### Dataset records

= = = = = = =

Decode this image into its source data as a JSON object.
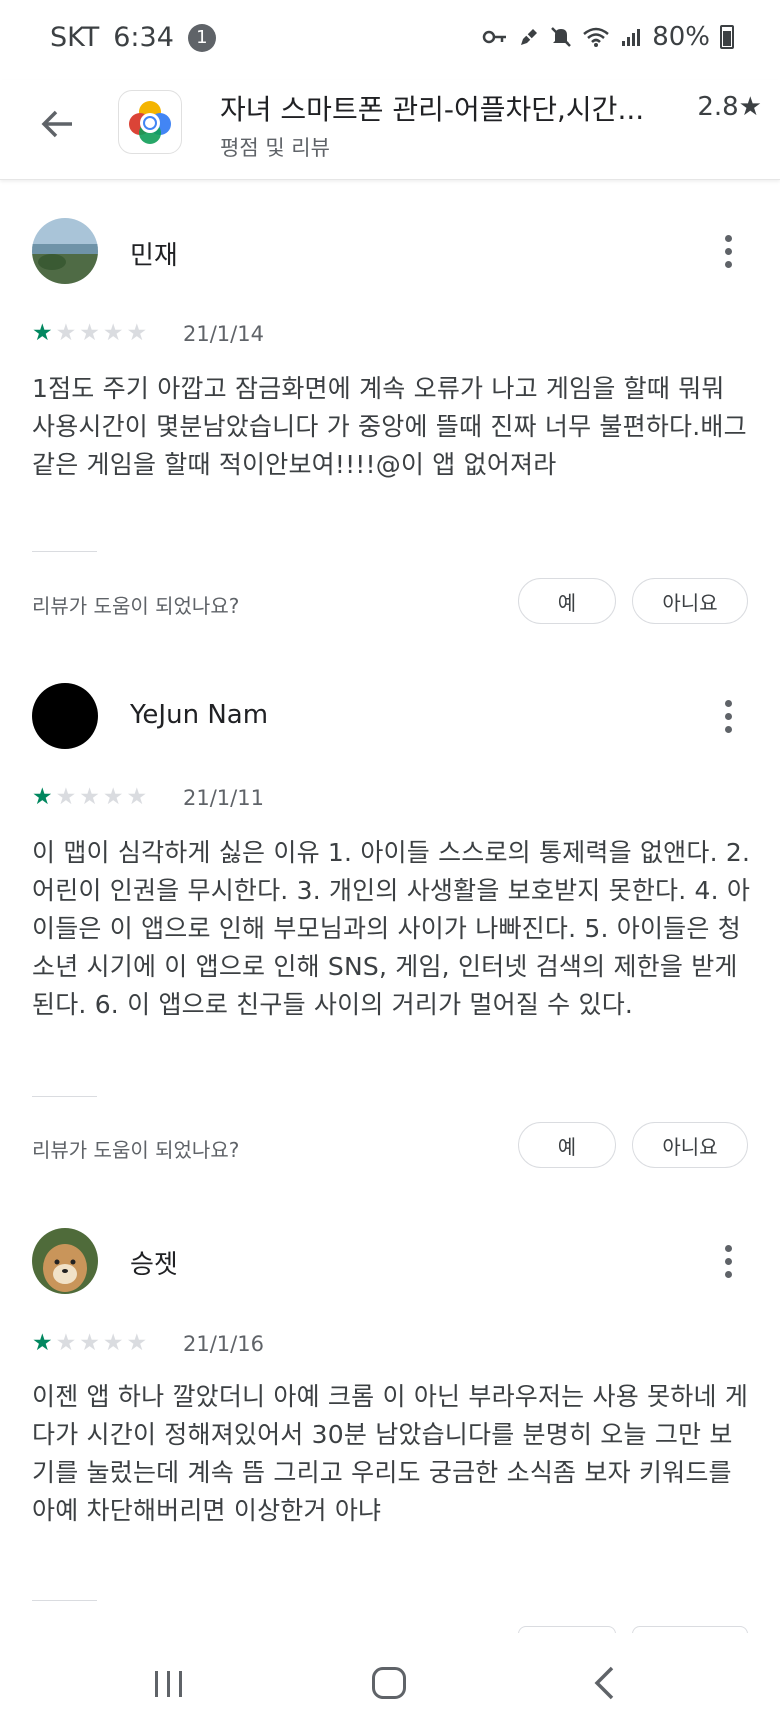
{
  "status_bar": {
    "carrier": "SKT",
    "time": "6:34",
    "notification_count": "1",
    "battery": "80%"
  },
  "app_header": {
    "title": "자녀 스마트폰 관리-어플차단,시간...",
    "subtitle": "평점 및 리뷰",
    "rating": "2.8★"
  },
  "reviews": [
    {
      "name": "민재",
      "stars": 1,
      "date": "21/1/14",
      "text": "1점도 주기 아깝고 잠금화면에 계속 오류가 나고 게임을 할때 뭐뭐 사용시간이 몇분남았습니다 가 중앙에 뜰때 진짜 너무 불편하다.배그같은 게임을 할때 적이안보여!!!!@이 앱 없어져라",
      "helpful_question": "리뷰가 도움이 되었나요?",
      "yes_label": "예",
      "no_label": "아니요"
    },
    {
      "name": "YeJun Nam",
      "stars": 1,
      "date": "21/1/11",
      "text": "이 맵이 심각하게 싫은 이유 1. 아이들 스스로의 통제력을 없앤다. 2. 어린이 인권을 무시한다. 3. 개인의 사생활을 보호받지 못한다. 4. 아이들은 이 앱으로 인해 부모님과의 사이가 나빠진다. 5. 아이들은 청소년 시기에 이 앱으로 인해 SNS, 게임, 인터넷 검색의 제한을 받게 된다. 6. 이 앱으로 친구들 사이의 거리가 멀어질 수 있다.",
      "helpful_question": "리뷰가 도움이 되었나요?",
      "yes_label": "예",
      "no_label": "아니요"
    },
    {
      "name": "승젯",
      "stars": 1,
      "date": "21/1/16",
      "text": "이젠 앱 하나 깔았더니 아예 크롬 이 아닌 부라우저는 사용 못하네 게다가 시간이 정해져있어서 30분 남았습니다를 분명히 오늘 그만 보기를 눌렀는데 계속 뜸 그리고 우리도 궁금한 소식좀 보자 키워드를 아예 차단해버리면 이상한거 아냐"
    }
  ],
  "colors": {
    "star_on": "#01875f",
    "star_off": "#dadce0"
  }
}
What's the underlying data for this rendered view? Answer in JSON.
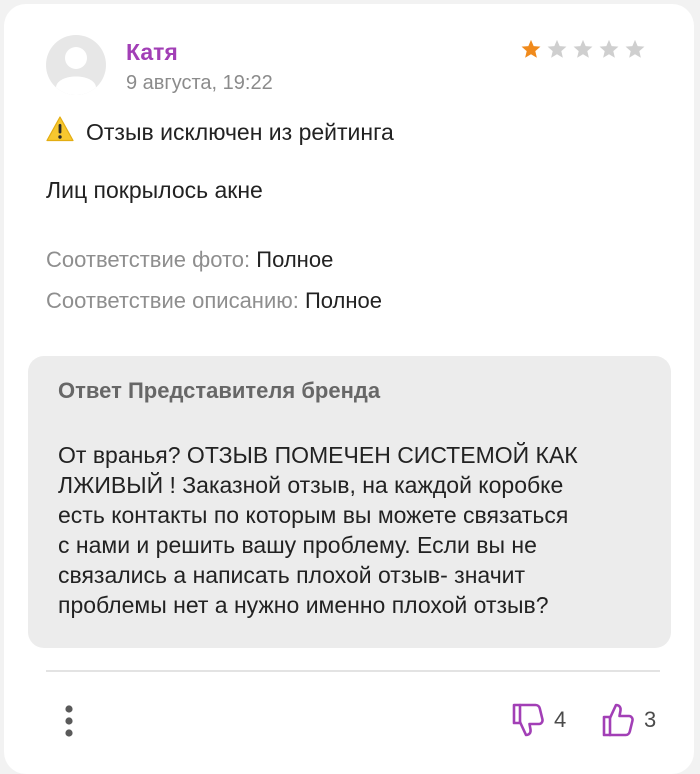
{
  "review": {
    "author": "Катя",
    "date": "9 августа, 19:22",
    "rating": 1,
    "rating_max": 5,
    "excluded_notice": "Отзыв исключен из рейтинга",
    "text": "Лиц покрылось акне",
    "attributes": [
      {
        "label": "Соответствие фото:",
        "value": "Полное"
      },
      {
        "label": "Соответствие описанию:",
        "value": "Полное"
      }
    ]
  },
  "reply": {
    "title": "Ответ Представителя бренда",
    "lines": [
      "От вранья? ОТЗЫВ ПОМЕЧЕН СИСТЕМОЙ КАК",
      "ЛЖИВЫЙ ! Заказной отзыв, на каждой коробке",
      "есть контакты по которым вы можете связаться",
      "с нами и решить вашу проблему. Если вы не",
      "связались а написать плохой отзыв- значит",
      "проблемы нет а нужно именно плохой отзыв?"
    ]
  },
  "actions": {
    "dislike_count": "4",
    "like_count": "3",
    "more_icon": "more-vertical-icon",
    "dislike_icon": "thumbs-down-icon",
    "like_icon": "thumbs-up-icon"
  },
  "colors": {
    "author": "#a23fb6",
    "accent": "#a23fb6",
    "star_filled": "#f08a1c",
    "star_empty": "#cfcfcf",
    "reply_bg": "#ececec"
  }
}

= = = = = = =

### Task to carry out
Pictures are to be left out; all else in the entries above is to be quoted exactly.

### Full output
Decode this image into its source data as a JSON object.
{
  "status_bar": {
    "carrier": "SKT",
    "time": "6:34",
    "notification_count": "1",
    "battery": "80%"
  },
  "app_header": {
    "title": "자녀 스마트폰 관리-어플차단,시간...",
    "subtitle": "평점 및 리뷰",
    "rating": "2.8★"
  },
  "reviews": [
    {
      "name": "민재",
      "stars": 1,
      "date": "21/1/14",
      "text": "1점도 주기 아깝고 잠금화면에 계속 오류가 나고 게임을 할때 뭐뭐 사용시간이 몇분남았습니다 가 중앙에 뜰때 진짜 너무 불편하다.배그같은 게임을 할때 적이안보여!!!!@이 앱 없어져라",
      "helpful_question": "리뷰가 도움이 되었나요?",
      "yes_label": "예",
      "no_label": "아니요"
    },
    {
      "name": "YeJun Nam",
      "stars": 1,
      "date": "21/1/11",
      "text": "이 맵이 심각하게 싫은 이유 1. 아이들 스스로의 통제력을 없앤다. 2. 어린이 인권을 무시한다. 3. 개인의 사생활을 보호받지 못한다. 4. 아이들은 이 앱으로 인해 부모님과의 사이가 나빠진다. 5. 아이들은 청소년 시기에 이 앱으로 인해 SNS, 게임, 인터넷 검색의 제한을 받게 된다. 6. 이 앱으로 친구들 사이의 거리가 멀어질 수 있다.",
      "helpful_question": "리뷰가 도움이 되었나요?",
      "yes_label": "예",
      "no_label": "아니요"
    },
    {
      "name": "승젯",
      "stars": 1,
      "date": "21/1/16",
      "text": "이젠 앱 하나 깔았더니 아예 크롬 이 아닌 부라우저는 사용 못하네 게다가 시간이 정해져있어서 30분 남았습니다를 분명히 오늘 그만 보기를 눌렀는데 계속 뜸 그리고 우리도 궁금한 소식좀 보자 키워드를 아예 차단해버리면 이상한거 아냐"
    }
  ],
  "colors": {
    "star_on": "#01875f",
    "star_off": "#dadce0"
  }
}
What's the underlying data for this rendered view? Answer in JSON.
{
  "review": {
    "author": "Катя",
    "date": "9 августа, 19:22",
    "rating": 1,
    "rating_max": 5,
    "excluded_notice": "Отзыв исключен из рейтинга",
    "text": "Лиц покрылось акне",
    "attributes": [
      {
        "label": "Соответствие фото:",
        "value": "Полное"
      },
      {
        "label": "Соответствие описанию:",
        "value": "Полное"
      }
    ]
  },
  "reply": {
    "title": "Ответ Представителя бренда",
    "lines": [
      "От вранья? ОТЗЫВ ПОМЕЧЕН СИСТЕМОЙ КАК",
      "ЛЖИВЫЙ ! Заказной отзыв, на каждой коробке",
      "есть контакты по которым вы можете связаться",
      "с нами и решить вашу проблему. Если вы не",
      "связались а написать плохой отзыв- значит",
      "проблемы нет а нужно именно плохой отзыв?"
    ]
  },
  "actions": {
    "dislike_count": "4",
    "like_count": "3",
    "more_icon": "more-vertical-icon",
    "dislike_icon": "thumbs-down-icon",
    "like_icon": "thumbs-up-icon"
  },
  "colors": {
    "author": "#a23fb6",
    "accent": "#a23fb6",
    "star_filled": "#f08a1c",
    "star_empty": "#cfcfcf",
    "reply_bg": "#ececec"
  }
}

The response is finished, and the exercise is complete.